● **SELECTED EXCERPT**

╭──

Samsung (supposedly) just treats the cells as if they were SLC in that area. Instead of storing three bits across 8 levels of charge in each cell, they just store one bit across two levels of charge in each cell. When you're only dealing with two levels instead of eight levels, you can read and write much faster.
 
TurboWrite technology. The 840 Evo drives allocate some of the TLC flash to act like SLC flash to quickly soak up writes faster than even MLC flash. The data is then later re-distributed into the lower-speed TLC flash when convenient. This is why Evo drives come in smaller capacities than the Pro drives (e.g. 500GB vs 512GB). Part of the flash is dedicated to high-speed, emulated SLC mode.

TurboWrite is necessary to cover up the deficiencies of TLC, which is why it's on the EVO. It's not some bonus that the Pro lacks lol.

And this is why Evo drives are faster.

╰──

● **RECORDED DATA**
╭──

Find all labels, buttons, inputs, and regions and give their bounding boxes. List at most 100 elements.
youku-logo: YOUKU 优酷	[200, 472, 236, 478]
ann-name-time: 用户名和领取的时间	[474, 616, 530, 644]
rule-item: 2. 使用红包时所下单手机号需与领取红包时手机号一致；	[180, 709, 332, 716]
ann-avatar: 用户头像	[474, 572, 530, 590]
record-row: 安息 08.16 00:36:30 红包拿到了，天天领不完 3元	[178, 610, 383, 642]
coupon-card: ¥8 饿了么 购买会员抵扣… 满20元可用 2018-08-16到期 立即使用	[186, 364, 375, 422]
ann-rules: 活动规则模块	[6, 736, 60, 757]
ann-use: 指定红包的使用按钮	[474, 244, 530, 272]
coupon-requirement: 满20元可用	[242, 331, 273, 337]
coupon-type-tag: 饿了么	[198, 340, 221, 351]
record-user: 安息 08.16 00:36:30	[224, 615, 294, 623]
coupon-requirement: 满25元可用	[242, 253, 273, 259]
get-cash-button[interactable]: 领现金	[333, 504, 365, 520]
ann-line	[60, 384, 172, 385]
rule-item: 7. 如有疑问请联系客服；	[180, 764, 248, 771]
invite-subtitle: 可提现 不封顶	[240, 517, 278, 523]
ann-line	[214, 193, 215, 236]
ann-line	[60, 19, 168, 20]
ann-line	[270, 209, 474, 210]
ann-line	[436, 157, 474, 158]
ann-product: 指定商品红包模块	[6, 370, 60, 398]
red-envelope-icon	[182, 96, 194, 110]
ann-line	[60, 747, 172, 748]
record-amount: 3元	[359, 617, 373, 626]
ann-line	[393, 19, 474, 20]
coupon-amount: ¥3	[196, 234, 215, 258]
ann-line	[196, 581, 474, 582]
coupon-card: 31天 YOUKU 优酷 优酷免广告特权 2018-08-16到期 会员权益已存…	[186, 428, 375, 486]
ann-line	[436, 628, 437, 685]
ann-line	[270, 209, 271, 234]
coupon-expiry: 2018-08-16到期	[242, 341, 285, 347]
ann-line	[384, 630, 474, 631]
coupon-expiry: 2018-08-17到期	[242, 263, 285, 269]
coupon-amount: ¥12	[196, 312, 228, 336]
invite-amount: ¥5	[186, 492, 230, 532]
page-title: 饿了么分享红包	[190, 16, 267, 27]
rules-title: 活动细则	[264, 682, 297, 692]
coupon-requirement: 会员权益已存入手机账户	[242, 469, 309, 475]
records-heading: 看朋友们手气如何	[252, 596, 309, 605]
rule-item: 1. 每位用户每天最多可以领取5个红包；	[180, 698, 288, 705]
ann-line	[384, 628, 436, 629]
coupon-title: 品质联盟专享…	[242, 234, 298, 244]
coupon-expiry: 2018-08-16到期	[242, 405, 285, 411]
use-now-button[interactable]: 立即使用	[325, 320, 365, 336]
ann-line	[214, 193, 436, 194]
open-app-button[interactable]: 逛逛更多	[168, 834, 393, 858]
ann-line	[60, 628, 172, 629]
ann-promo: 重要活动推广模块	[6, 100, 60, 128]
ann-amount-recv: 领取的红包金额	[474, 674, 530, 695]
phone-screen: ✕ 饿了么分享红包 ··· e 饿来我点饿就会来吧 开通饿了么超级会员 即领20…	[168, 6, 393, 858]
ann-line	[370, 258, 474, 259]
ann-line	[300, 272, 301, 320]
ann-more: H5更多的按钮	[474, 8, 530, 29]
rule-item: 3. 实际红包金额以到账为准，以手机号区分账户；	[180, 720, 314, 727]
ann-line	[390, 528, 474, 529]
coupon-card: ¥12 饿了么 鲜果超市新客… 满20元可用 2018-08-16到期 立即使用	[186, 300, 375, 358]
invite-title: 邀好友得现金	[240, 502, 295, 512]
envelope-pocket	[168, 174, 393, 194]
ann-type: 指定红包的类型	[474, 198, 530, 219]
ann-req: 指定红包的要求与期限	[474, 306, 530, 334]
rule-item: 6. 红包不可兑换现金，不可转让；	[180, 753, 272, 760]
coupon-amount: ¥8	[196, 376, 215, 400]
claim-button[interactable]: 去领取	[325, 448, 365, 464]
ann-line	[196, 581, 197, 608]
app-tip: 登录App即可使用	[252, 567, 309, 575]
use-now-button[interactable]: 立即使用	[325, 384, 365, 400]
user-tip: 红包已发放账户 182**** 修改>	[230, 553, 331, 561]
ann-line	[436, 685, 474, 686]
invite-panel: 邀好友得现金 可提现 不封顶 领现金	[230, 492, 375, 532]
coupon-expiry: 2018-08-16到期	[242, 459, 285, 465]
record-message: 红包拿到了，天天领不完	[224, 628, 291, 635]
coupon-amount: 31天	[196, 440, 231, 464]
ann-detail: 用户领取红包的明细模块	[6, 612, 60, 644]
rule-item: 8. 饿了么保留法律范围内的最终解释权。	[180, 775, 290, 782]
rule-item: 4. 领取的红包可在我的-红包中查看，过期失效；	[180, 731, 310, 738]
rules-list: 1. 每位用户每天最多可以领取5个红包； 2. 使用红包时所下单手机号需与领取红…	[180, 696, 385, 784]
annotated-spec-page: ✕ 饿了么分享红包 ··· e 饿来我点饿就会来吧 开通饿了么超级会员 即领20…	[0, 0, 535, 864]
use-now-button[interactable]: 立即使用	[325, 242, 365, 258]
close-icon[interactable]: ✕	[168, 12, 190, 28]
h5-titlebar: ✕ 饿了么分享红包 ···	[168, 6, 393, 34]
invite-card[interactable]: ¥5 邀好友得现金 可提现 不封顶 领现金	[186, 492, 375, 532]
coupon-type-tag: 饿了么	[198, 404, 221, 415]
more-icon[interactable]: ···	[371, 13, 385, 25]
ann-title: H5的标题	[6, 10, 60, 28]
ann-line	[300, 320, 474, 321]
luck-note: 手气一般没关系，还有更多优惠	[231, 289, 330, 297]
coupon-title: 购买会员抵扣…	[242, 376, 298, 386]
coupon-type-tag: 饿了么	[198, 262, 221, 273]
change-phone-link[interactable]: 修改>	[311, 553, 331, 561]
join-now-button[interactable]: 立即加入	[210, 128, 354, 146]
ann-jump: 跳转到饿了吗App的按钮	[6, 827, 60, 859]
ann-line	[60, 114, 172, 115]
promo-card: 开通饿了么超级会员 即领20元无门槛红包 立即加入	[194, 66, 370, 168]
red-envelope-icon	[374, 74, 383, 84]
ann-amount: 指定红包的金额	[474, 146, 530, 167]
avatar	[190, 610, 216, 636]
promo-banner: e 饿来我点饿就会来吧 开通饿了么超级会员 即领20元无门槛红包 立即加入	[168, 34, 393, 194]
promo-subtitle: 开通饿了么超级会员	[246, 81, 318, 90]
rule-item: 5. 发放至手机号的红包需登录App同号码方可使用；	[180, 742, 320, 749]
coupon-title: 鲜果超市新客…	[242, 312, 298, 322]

╰──

● **REQUIRED WORK**
(a) List every type of flash memory named in the passage on Samsung's TurboWrite technology.
(b) Write the next part of the passage on Samsung's TurboWrite technology, starting after its last sentence.

● **RESULTS FOR EACH TASK**
(a) SLC, TLC, MLC

(b)
How so? Performance numbers are pretty one-sided, and NOT in the Evo's favor. http://www.anandtech.com/bench/product/665?vs=965

The Evo has some advantages, such as the faster controller, and neat features, such as Turbowrite, but balanced against the fact that TLC is a LOT slower than MLC, these "advantages" are mostly targeted at simply making up the difference.
 
TurboWrite is necessary to cover up the deficiencies of TLC, which is why it's on the EVO. It's not some bonus that the Pro lacks lol.

The 840 Pro would also be faster with TurboWrite, would it not? It's a bonus.

How so? Performance numbers are pretty one-sided, and NOT in the Evo's favor. http://www.anandtech.com/bench/product/665?vs=965

The Evo has some advantages, such as the faster controller, and neat features, such as Turbowrite, but balanced against the fact that TLC is a LOT slower than MLC, these "advantages" are mostly targeted at simply making up the difference.

TLC is definitely slower than MLC, but it's also a lot cheaper. I guess I should have stated "better bang for your buck for the average desktop user" because you can find situations and usage patterns where the 840 Pro performs better.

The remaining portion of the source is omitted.